* begin *

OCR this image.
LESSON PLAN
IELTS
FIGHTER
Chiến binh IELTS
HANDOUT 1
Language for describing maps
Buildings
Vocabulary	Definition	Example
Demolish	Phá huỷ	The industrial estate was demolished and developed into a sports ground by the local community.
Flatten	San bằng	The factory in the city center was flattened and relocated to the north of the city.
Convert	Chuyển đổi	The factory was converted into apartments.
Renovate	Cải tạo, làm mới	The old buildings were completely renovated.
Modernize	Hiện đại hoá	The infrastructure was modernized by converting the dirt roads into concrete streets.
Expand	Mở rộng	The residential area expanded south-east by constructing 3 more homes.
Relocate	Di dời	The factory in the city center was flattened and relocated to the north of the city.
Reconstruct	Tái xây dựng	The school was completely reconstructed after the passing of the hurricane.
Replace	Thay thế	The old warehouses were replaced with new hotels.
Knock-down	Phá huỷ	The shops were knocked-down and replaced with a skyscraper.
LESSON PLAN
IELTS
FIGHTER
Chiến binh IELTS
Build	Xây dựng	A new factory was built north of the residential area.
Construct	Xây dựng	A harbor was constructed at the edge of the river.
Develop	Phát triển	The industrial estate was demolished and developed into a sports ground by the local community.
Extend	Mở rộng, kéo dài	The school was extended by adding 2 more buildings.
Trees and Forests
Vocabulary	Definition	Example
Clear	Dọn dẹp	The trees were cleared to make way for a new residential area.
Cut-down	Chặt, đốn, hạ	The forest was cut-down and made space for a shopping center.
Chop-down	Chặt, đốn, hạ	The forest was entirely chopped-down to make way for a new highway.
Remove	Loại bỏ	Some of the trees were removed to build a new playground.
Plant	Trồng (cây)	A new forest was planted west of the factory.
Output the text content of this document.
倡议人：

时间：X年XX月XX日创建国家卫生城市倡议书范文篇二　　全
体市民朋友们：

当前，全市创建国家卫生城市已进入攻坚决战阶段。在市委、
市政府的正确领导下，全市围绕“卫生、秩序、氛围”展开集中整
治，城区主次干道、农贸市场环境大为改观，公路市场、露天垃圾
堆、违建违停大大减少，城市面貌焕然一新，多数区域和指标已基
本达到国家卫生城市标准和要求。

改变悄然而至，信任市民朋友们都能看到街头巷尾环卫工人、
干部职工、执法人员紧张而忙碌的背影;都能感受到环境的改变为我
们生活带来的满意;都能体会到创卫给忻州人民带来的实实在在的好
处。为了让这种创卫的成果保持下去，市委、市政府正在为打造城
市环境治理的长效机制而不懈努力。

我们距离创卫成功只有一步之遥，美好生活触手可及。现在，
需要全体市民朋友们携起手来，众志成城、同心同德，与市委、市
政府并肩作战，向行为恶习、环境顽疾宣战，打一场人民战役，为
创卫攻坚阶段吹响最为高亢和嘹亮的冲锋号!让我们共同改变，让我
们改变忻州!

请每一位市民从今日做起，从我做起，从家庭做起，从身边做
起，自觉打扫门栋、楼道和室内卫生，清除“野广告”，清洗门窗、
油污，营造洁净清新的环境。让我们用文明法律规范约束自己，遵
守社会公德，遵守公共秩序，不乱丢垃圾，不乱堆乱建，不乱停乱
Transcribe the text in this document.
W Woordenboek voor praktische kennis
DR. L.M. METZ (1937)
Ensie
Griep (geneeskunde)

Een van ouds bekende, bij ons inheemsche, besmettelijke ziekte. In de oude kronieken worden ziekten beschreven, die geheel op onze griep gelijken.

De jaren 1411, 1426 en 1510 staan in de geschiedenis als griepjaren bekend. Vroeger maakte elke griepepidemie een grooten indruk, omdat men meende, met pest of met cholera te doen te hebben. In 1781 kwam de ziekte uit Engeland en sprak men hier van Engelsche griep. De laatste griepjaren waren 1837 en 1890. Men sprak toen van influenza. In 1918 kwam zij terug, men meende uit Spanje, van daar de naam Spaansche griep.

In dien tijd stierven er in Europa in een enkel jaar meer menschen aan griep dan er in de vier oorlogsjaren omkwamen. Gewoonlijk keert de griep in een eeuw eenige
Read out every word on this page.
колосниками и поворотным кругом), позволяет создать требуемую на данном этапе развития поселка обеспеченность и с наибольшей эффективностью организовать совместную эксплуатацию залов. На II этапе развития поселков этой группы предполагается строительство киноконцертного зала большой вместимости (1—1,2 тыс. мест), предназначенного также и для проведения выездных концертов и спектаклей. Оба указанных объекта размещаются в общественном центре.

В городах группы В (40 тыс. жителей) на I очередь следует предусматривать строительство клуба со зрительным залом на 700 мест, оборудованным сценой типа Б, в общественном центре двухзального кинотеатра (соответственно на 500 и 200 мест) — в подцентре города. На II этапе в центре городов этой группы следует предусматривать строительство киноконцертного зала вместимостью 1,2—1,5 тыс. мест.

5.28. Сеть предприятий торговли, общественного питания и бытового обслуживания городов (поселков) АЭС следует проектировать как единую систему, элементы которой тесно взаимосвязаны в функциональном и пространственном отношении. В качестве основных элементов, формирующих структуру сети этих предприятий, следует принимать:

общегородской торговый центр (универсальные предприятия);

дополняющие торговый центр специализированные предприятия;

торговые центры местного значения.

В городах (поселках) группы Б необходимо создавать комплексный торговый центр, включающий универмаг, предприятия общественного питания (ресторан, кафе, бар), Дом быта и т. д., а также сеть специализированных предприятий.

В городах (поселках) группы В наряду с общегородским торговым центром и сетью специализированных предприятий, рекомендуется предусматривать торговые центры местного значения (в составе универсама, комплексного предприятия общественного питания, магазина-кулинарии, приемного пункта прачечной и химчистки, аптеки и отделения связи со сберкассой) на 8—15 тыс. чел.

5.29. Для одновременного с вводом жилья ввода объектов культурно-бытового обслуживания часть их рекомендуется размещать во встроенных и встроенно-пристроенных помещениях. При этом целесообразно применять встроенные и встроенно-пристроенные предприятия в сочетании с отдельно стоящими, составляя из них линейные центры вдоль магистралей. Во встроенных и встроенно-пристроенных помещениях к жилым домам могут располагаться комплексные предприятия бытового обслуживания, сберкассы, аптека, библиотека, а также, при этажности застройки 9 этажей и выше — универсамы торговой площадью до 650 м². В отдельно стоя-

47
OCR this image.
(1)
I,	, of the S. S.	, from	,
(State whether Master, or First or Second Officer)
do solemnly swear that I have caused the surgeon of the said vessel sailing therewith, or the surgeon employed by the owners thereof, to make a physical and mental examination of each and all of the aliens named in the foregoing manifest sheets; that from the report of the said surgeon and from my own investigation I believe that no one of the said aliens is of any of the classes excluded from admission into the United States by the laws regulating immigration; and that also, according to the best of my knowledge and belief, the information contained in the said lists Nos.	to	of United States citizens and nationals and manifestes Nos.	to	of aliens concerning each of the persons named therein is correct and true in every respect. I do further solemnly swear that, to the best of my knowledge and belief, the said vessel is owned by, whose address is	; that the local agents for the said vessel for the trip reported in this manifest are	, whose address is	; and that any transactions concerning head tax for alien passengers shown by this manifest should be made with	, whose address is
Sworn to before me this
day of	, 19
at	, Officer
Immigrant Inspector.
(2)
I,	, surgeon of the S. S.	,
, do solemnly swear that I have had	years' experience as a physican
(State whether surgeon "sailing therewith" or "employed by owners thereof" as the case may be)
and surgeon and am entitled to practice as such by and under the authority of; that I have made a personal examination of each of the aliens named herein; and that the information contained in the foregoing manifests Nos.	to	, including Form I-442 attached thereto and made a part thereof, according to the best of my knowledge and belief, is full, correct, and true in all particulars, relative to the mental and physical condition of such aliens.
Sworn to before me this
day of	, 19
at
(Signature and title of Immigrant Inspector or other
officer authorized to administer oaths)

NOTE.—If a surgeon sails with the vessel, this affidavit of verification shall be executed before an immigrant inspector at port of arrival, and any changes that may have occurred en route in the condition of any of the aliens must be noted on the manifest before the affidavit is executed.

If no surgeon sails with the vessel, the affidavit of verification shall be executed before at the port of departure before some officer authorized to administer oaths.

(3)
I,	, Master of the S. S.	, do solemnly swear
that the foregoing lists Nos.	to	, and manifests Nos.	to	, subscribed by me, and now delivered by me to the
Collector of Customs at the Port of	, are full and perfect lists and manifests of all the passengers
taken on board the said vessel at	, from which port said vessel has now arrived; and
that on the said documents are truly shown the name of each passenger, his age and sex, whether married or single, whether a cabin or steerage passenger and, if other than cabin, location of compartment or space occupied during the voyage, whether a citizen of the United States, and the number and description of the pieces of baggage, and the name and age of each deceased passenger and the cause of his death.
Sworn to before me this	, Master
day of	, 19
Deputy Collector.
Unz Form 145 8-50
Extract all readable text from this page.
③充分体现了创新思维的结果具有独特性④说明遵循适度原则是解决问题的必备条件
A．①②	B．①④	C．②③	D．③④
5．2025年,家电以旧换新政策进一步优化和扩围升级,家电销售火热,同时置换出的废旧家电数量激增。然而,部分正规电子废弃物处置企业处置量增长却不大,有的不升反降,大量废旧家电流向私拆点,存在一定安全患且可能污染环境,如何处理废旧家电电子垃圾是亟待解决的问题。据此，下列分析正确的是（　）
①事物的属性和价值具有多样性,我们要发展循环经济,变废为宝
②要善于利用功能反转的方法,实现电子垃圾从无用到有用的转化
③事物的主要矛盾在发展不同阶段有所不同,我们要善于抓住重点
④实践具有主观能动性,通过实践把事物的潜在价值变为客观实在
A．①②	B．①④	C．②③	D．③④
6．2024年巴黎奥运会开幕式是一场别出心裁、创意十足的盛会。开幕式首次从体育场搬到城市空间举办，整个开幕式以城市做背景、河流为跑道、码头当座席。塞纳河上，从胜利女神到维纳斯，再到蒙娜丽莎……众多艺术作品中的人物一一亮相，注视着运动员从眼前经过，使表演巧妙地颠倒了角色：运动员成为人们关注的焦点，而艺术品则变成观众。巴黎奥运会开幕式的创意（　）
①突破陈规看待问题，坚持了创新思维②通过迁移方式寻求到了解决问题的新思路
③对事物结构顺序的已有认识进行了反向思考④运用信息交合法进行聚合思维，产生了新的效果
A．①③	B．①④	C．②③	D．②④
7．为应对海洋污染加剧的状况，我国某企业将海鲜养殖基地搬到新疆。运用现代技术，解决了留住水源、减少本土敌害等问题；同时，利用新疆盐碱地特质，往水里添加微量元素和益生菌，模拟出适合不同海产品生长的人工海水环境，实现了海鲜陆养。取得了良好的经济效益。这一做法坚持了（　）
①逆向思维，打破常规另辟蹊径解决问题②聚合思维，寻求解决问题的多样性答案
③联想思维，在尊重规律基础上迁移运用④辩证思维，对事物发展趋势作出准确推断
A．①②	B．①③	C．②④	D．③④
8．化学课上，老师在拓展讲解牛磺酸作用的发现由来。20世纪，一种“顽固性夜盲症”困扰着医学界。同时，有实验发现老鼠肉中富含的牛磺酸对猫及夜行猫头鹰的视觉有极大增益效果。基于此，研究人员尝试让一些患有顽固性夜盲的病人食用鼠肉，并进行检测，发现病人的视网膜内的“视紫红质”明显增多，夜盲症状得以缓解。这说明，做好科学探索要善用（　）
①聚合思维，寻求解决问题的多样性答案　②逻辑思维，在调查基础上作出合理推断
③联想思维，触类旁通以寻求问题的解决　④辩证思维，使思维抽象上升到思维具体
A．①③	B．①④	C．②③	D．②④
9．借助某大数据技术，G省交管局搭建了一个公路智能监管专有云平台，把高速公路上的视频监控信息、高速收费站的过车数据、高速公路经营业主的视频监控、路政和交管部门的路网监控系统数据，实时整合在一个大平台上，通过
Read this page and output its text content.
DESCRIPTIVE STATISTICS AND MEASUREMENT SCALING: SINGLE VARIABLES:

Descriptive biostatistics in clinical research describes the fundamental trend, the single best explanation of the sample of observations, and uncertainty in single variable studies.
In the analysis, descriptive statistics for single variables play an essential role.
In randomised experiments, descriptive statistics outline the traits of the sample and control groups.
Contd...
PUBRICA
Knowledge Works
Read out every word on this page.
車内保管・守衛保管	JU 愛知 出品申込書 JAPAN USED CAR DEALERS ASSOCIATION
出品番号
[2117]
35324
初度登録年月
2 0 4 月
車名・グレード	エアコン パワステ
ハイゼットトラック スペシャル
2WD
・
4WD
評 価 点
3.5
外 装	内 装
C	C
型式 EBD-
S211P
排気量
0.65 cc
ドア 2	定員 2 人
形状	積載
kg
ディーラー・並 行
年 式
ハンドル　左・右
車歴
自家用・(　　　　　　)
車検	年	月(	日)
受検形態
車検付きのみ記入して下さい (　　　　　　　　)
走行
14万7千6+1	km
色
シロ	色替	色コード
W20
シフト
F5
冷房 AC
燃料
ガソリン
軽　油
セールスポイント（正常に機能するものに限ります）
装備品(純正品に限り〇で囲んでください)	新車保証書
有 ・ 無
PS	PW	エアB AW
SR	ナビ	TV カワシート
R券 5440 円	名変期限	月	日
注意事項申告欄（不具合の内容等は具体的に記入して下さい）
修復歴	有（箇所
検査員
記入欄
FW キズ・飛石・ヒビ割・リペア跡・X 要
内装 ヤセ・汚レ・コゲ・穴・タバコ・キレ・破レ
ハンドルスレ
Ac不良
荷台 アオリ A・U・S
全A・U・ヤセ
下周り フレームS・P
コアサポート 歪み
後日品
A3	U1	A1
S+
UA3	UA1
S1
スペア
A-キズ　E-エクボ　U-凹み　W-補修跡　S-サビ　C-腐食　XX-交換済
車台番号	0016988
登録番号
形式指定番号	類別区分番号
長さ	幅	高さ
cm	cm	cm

* end *

### THE REQUEST
Search the listing for the word "area". Copy every line in which it occurs.

### EXERCISE RESPONSE
Expand	Mở rộng	The residential area expanded south-east by constructing 3 more homes.
Build	Xây dựng	A new factory was built north of the residential area.
Clear	Dọn dẹp	The trees were cleared to make way for a new residential area.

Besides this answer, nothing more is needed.